Copy each line of the records that contains the word "tapa".

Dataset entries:
┄┄┄┄┄┄

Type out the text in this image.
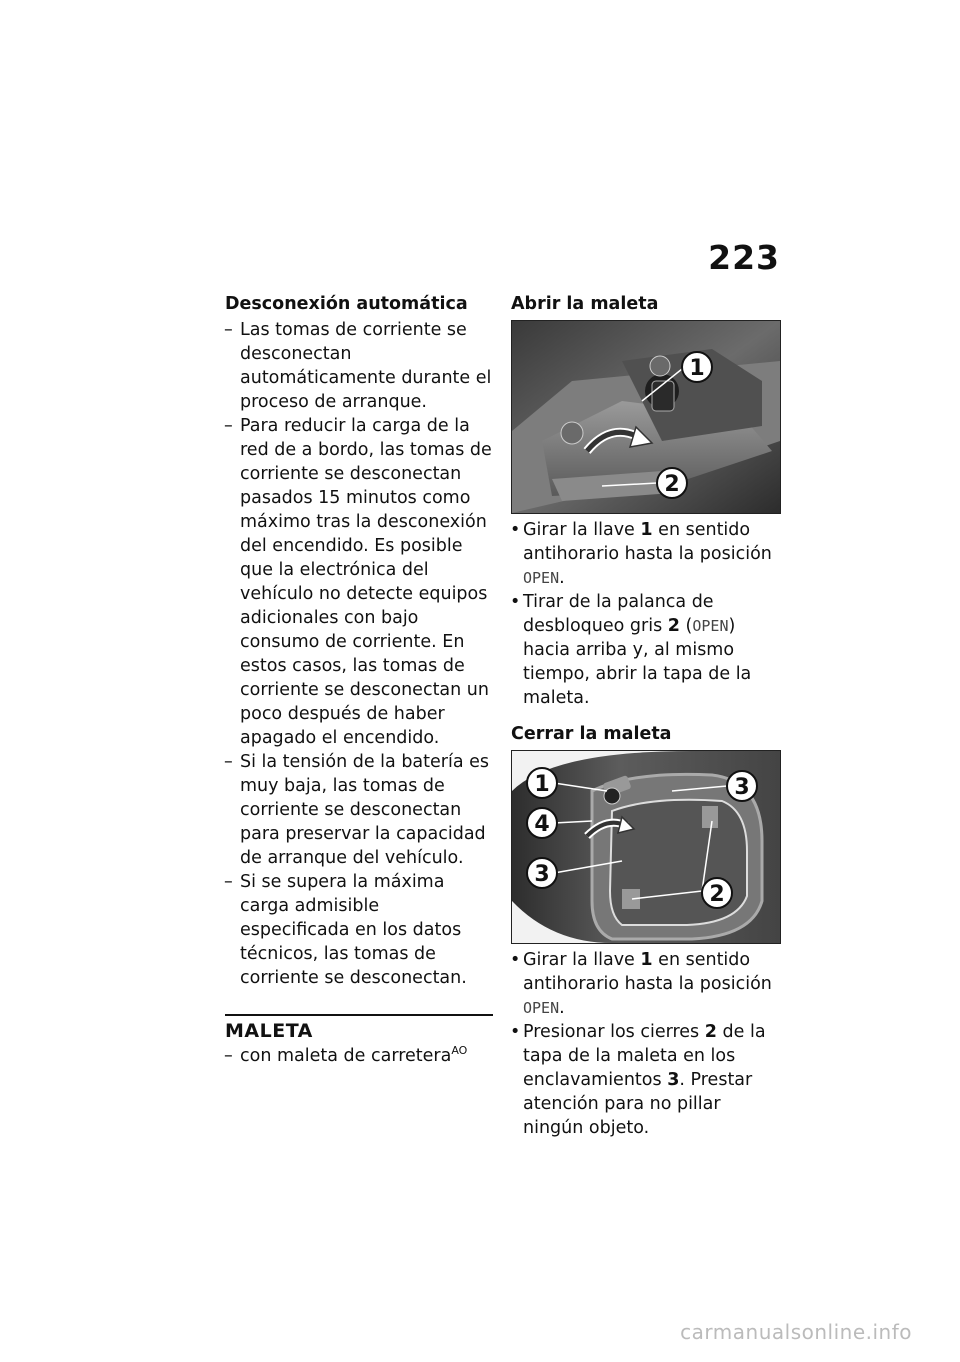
223
Desconexión automática
– Las tomas de corriente se desconectan automáticamente durante el proceso de arranque.
– Para reducir la carga de la red de a bordo, las tomas de corriente se desconectan pasados 15 minutos como máximo tras la desconexión del encendido. Es posible que la electrónica del vehículo no detecte equipos adicionales con bajo consumo de corriente. En estos casos, las tomas de corriente se desconectan un poco después de haber apagado el encendido.
– Si la tensión de la batería es muy baja, las tomas de corriente se desconectan para preservar la capacidad de arranque del vehículo.
– Si se supera la máxima carga admisible especificada en los datos técnicos, las tomas de corriente se desconectan.
MALETA
– con maleta de carretera$^{AO}$
Abrir la maleta
1
2
• Girar la llave 1 en sentido antihorario hasta la posición OPEN.
• Tirar de la palanca de desbloqueo gris 2 (OPEN) hacia arriba y, al mismo tiempo, abrir la tapa de la maleta.
Cerrar la maleta
1
4
3
3
2
• Girar la llave 1 en sentido antihorario hasta la posición OPEN.
• Presionar los cierres 2 de la tapa de la maleta en los enclavamientos 3. Prestar atención para no pillar ningún objeto.
carmanualsonline.info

┄┄┄┄┄┄

[ANSWER IN FULL]:
• Tirar de la palanca de desbloqueo gris 2 (OPEN) hacia arriba y, al mismo tiempo, abrir la tapa de la maleta.
• Presionar los cierres 2 de la tapa de la maleta en los enclavamientos 3. Prestar atención para no pillar ningún objeto.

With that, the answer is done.